» To do: Output each line exactly as it appears, skipping any embedded picture.
:: Records for processing
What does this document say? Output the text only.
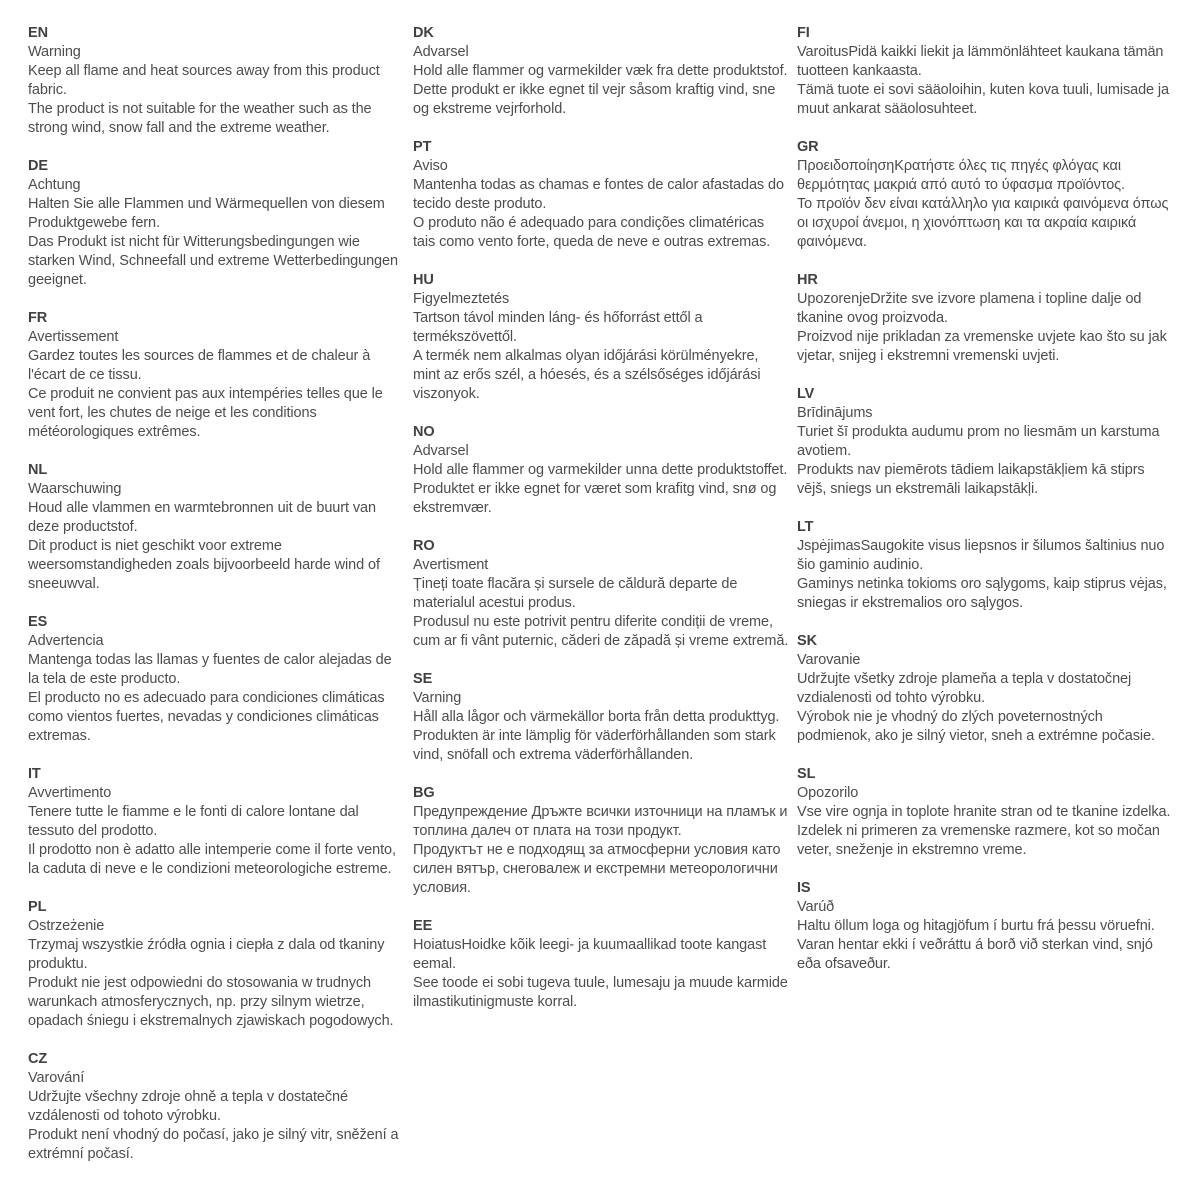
EN
Warning

Keep all flame and heat sources away from this product fabric.

The product is not suitable for the weather such as the strong wind, snow fall and the extreme weather.

DE
Achtung

Halten Sie alle Flammen und Wärmequellen von diesem Produktgewebe fern.

Das Produkt ist nicht für Witterungsbedingungen wie starken Wind, Schneefall und extreme Wetterbedingungen geeignet.

FR
Avertissement

Gardez toutes les sources de flammes et de chaleur à l'écart de ce tissu.

Ce produit ne convient pas aux intempéries telles que le vent fort, les chutes de neige et les conditions météorologiques extrêmes.

NL
Waarschuwing

Houd alle vlammen en warmtebronnen uit de buurt van deze productstof.

Dit product is niet geschikt voor extreme weersomstandigheden zoals bijvoorbeeld harde wind of sneeuwval.

ES
Advertencia

Mantenga todas las llamas y fuentes de calor alejadas de la tela de este producto.

El producto no es adecuado para condiciones climáticas como vientos fuertes, nevadas y condiciones climáticas extremas.

IT
Avvertimento

Tenere tutte le fiamme e le fonti di calore lontane dal tessuto del prodotto.

Il prodotto non è adatto alle intemperie come il forte vento, la caduta di neve e le condizioni meteorologiche estreme.

PL
Ostrzeżenie

Trzymaj wszystkie źródła ognia i ciepła z dala od tkaniny produktu.

Produkt nie jest odpowiedni do stosowania w trudnych warunkach atmosferycznych, np. przy silnym wietrze, opadach śniegu i ekstremalnych zjawiskach pogodowych.

CZ
Varování

Udržujte všechny zdroje ohně a tepla v dostatečné vzdálenosti od tohoto výrobku.

Produkt není vhodný do počasí, jako je silný vitr, sněžení a extrémní počasí.

DK
Advarsel

Hold alle flammer og varmekilder væk fra dette produktstof.

Dette produkt er ikke egnet til vejr såsom kraftig vind, sne og ekstreme vejrforhold.

PT
Aviso

Mantenha todas as chamas e fontes de calor afastadas do tecido deste produto.

O produto não é adequado para condições climatéricas tais como vento forte, queda de neve e outras extremas.

HU
Figyelmeztetés

Tartson távol minden láng- és hőforrást ettől a termékszövettől.

A termék nem alkalmas olyan időjárási körülményekre, mint az erős szél, a hóesés, és a szélsőséges időjárási viszonyok.

NO
Advarsel

Hold alle flammer og varmekilder unna dette produktstoffet.

Produktet er ikke egnet for været som krafitg vind, snø og ekstremvær.

RO
Avertisment

Țineți toate flacăra și sursele de căldură departe de materialul acestui produs.

Produsul nu este potrivit pentru diferite condiții de vreme, cum ar fi vânt puternic, căderi de zăpadă și vreme extremă.

SE
Varning

Håll alla lågor och värmekällor borta från detta produkttyg.

Produkten är inte lämplig för väderförhållanden som stark vind, snöfall och extrema väderförhållanden.

BG

Предупреждение Дръжте всички източници на пламък и топлина далеч от плата на този продукт.

Продуктът не е подходящ за атмосферни условия като силен вятър, снеговалеж и екстремни метеорологични условия.

EE

HoiatusHoidke kõik leegi- ja kuumaallikad toote kangast eemal.

See toode ei sobi tugeva tuule, lumesaju ja muude karmide ilmastikutinigmuste korral.

FI

VaroitusPidä kaikki liekit ja lämmönlähteet kaukana tämän tuotteen kankaasta.

Tämä tuote ei sovi sääoloihin, kuten kova tuuli, lumisade ja muut ankarat sääolosuhteet.

GR

ΠροειδοποίησηΚρατήστε όλες τις πηγές φλόγας και θερμότητας μακριά από αυτό το ύφασμα προϊόντος.

Το προϊόν δεν είναι κατάλληλο για καιρικά φαινόμενα όπως οι ισχυροί άνεμοι, η χιονόπτωση και τα ακραία καιρικά φαινόμενα.

HR

UpozorenjeDržite sve izvore plamena i topline dalje od tkanine ovog proizvoda.

Proizvod nije prikladan za vremenske uvjete kao što su jak vjetar, snijeg i ekstremni vremenski uvjeti.

LV
Brīdinājums

Turiet šī produkta audumu prom no liesmām un karstuma avotiem.

Produkts nav piemērots tādiem laikapstākļiem kā stiprs vējš, sniegs un ekstremāli laikapstākļi.

LT

JspėjimasSaugokite visus liepsnos ir šilumos šaltinius nuo šio gaminio audinio.

Gaminys netinka tokioms oro sąlygoms, kaip stiprus vėjas, sniegas ir ekstremalios oro sąlygos.

SK
Varovanie

Udržujte všetky zdroje plameňa a tepla v dostatočnej vzdialenosti od tohto výrobku.

Výrobok nie je vhodný do zlých poveternostných podmienok, ako je silný vietor, sneh a extrémne počasie.

SL
Opozorilo

Vse vire ognja in toplote hranite stran od te tkanine izdelka.

Izdelek ni primeren za vremenske razmere, kot so močan veter, sneženje in ekstremno vreme.

IS
Varúð

Haltu öllum loga og hitagjöfum í burtu frá þessu vöruefni.

Varan hentar ekki í veðráttu á borð við sterkan vind, snjó eða ofsaveður.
::::
» Output for this task:
What does this document say? Output the text only.
EN
Warning

Keep all flame and heat sources away from this product fabric.

The product is not suitable for the weather such as the strong wind, snow fall and the extreme weather.

DE
Achtung

Halten Sie alle Flammen und Wärmequellen von diesem Produktgewebe fern.

Das Produkt ist nicht für Witterungsbedingungen wie starken Wind, Schneefall und extreme Wetterbedingungen geeignet.

FR
Avertissement

Gardez toutes les sources de flammes et de chaleur à l'écart de ce tissu.

Ce produit ne convient pas aux intempéries telles que le vent fort, les chutes de neige et les conditions météorologiques extrêmes.

NL
Waarschuwing

Houd alle vlammen en warmtebronnen uit de buurt van deze productstof.

Dit product is niet geschikt voor extreme weersomstandigheden zoals bijvoorbeeld harde wind of sneeuwval.

ES
Advertencia

Mantenga todas las llamas y fuentes de calor alejadas de la tela de este producto.

El producto no es adecuado para condiciones climáticas como vientos fuertes, nevadas y condiciones climáticas extremas.

IT
Avvertimento

Tenere tutte le fiamme e le fonti di calore lontane dal tessuto del prodotto.

Il prodotto non è adatto alle intemperie come il forte vento, la caduta di neve e le condizioni meteorologiche estreme.

PL
Ostrzeżenie

Trzymaj wszystkie źródła ognia i ciepła z dala od tkaniny produktu.

Produkt nie jest odpowiedni do stosowania w trudnych warunkach atmosferycznych, np. przy silnym wietrze, opadach śniegu i ekstremalnych zjawiskach pogodowych.

CZ
Varování

Udržujte všechny zdroje ohně a tepla v dostatečné vzdálenosti od tohoto výrobku.

Produkt není vhodný do počasí, jako je silný vitr, sněžení a extrémní počasí.

DK
Advarsel

Hold alle flammer og varmekilder væk fra dette produktstof.

Dette produkt er ikke egnet til vejr såsom kraftig vind, sne og ekstreme vejrforhold.

PT
Aviso

Mantenha todas as chamas e fontes de calor afastadas do tecido deste produto.

O produto não é adequado para condições climatéricas tais como vento forte, queda de neve e outras extremas.

HU
Figyelmeztetés

Tartson távol minden láng- és hőforrást ettől a termékszövettől.

A termék nem alkalmas olyan időjárási körülményekre, mint az erős szél, a hóesés, és a szélsőséges időjárási viszonyok.

NO
Advarsel

Hold alle flammer og varmekilder unna dette produktstoffet.

Produktet er ikke egnet for været som krafitg vind, snø og ekstremvær.

RO
Avertisment

Țineți toate flacăra și sursele de căldură departe de materialul acestui produs.

Produsul nu este potrivit pentru diferite condiții de vreme, cum ar fi vânt puternic, căderi de zăpadă și vreme extremă.

SE
Varning

Håll alla lågor och värmekällor borta från detta produkttyg.

Produkten är inte lämplig för väderförhållanden som stark vind, snöfall och extrema väderförhållanden.

BG

Предупреждение Дръжте всички източници на пламък и топлина далеч от плата на този продукт.

Продуктът не е подходящ за атмосферни условия като силен вятър, снеговалеж и екстремни метеорологични условия.

EE

HoiatusHoidke kõik leegi- ja kuumaallikad toote kangast eemal.

See toode ei sobi tugeva tuule, lumesaju ja muude karmide ilmastikutinigmuste korral.

FI

VaroitusPidä kaikki liekit ja lämmönlähteet kaukana tämän tuotteen kankaasta.

Tämä tuote ei sovi sääoloihin, kuten kova tuuli, lumisade ja muut ankarat sääolosuhteet.

GR

ΠροειδοποίησηΚρατήστε όλες τις πηγές φλόγας και θερμότητας μακριά από αυτό το ύφασμα προϊόντος.

Το προϊόν δεν είναι κατάλληλο για καιρικά φαινόμενα όπως οι ισχυροί άνεμοι, η χιονόπτωση και τα ακραία καιρικά φαινόμενα.

HR

UpozorenjeDržite sve izvore plamena i topline dalje od tkanine ovog proizvoda.

Proizvod nije prikladan za vremenske uvjete kao što su jak vjetar, snijeg i ekstremni vremenski uvjeti.

LV
Brīdinājums

Turiet šī produkta audumu prom no liesmām un karstuma avotiem.

Produkts nav piemērots tādiem laikapstākļiem kā stiprs vējš, sniegs un ekstremāli laikapstākļi.

LT

JspėjimasSaugokite visus liepsnos ir šilumos šaltinius nuo šio gaminio audinio.

Gaminys netinka tokioms oro sąlygoms, kaip stiprus vėjas, sniegas ir ekstremalios oro sąlygos.

SK
Varovanie

Udržujte všetky zdroje plameňa a tepla v dostatočnej vzdialenosti od tohto výrobku.

Výrobok nie je vhodný do zlých poveternostných podmienok, ako je silný vietor, sneh a extrémne počasie.

SL
Opozorilo

Vse vire ognja in toplote hranite stran od te tkanine izdelka.

Izdelek ni primeren za vremenske razmere, kot so močan veter, sneženje in ekstremno vreme.

IS
Varúð

Haltu öllum loga og hitagjöfum í burtu frá þessu vöruefni.

Varan hentar ekki í veðráttu á borð við sterkan vind, snjó eða ofsaveður.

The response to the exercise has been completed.